• _ITEMS_:
^^^^^^^^^^^^^^^^
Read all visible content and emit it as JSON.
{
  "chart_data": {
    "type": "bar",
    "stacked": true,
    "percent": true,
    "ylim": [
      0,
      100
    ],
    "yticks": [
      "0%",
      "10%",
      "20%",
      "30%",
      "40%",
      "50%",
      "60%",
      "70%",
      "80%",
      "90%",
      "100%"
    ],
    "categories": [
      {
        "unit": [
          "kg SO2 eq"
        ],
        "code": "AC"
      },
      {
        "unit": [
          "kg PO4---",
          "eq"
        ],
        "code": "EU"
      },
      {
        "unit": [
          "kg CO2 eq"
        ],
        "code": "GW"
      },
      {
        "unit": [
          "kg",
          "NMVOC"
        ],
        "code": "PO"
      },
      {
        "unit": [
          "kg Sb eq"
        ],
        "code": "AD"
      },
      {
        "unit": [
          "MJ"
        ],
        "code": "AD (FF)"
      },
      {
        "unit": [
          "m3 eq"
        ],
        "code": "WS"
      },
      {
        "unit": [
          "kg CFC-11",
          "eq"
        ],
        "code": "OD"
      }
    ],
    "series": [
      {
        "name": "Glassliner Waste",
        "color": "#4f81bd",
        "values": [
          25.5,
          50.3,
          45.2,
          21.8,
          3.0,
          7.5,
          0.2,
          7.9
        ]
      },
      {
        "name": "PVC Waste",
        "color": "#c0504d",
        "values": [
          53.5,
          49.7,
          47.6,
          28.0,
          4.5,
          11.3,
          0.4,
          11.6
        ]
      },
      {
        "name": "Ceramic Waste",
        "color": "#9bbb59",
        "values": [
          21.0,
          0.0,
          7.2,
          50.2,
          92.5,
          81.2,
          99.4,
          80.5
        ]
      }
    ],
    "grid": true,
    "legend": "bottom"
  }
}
^^^^^^^^^^^^^^^^
• _WHAT TO DO_: Retype every entry word for word.

• _RESPONSE TO THE TASK_:
Read all visible content and emit it as JSON.
{
  "chart_data": {
    "type": "bar",
    "stacked": true,
    "percent": true,
    "ylim": [
      0,
      100
    ],
    "yticks": [
      "0%",
      "10%",
      "20%",
      "30%",
      "40%",
      "50%",
      "60%",
      "70%",
      "80%",
      "90%",
      "100%"
    ],
    "categories": [
      {
        "unit": [
          "kg SO2 eq"
        ],
        "code": "AC"
      },
      {
        "unit": [
          "kg PO4---",
          "eq"
        ],
        "code": "EU"
      },
      {
        "unit": [
          "kg CO2 eq"
        ],
        "code": "GW"
      },
      {
        "unit": [
          "kg",
          "NMVOC"
        ],
        "code": "PO"
      },
      {
        "unit": [
          "kg Sb eq"
        ],
        "code": "AD"
      },
      {
        "unit": [
          "MJ"
        ],
        "code": "AD (FF)"
      },
      {
        "unit": [
          "m3 eq"
        ],
        "code": "WS"
      },
      {
        "unit": [
          "kg CFC-11",
          "eq"
        ],
        "code": "OD"
      }
    ],
    "series": [
      {
        "name": "Glassliner Waste",
        "color": "#4f81bd",
        "values": [
          25.5,
          50.3,
          45.2,
          21.8,
          3.0,
          7.5,
          0.2,
          7.9
        ]
      },
      {
        "name": "PVC Waste",
        "color": "#c0504d",
        "values": [
          53.5,
          49.7,
          47.6,
          28.0,
          4.5,
          11.3,
          0.4,
          11.6
        ]
      },
      {
        "name": "Ceramic Waste",
        "color": "#9bbb59",
        "values": [
          21.0,
          0.0,
          7.2,
          50.2,
          92.5,
          81.2,
          99.4,
          80.5
        ]
      }
    ],
    "grid": true,
    "legend": "bottom"
  }
}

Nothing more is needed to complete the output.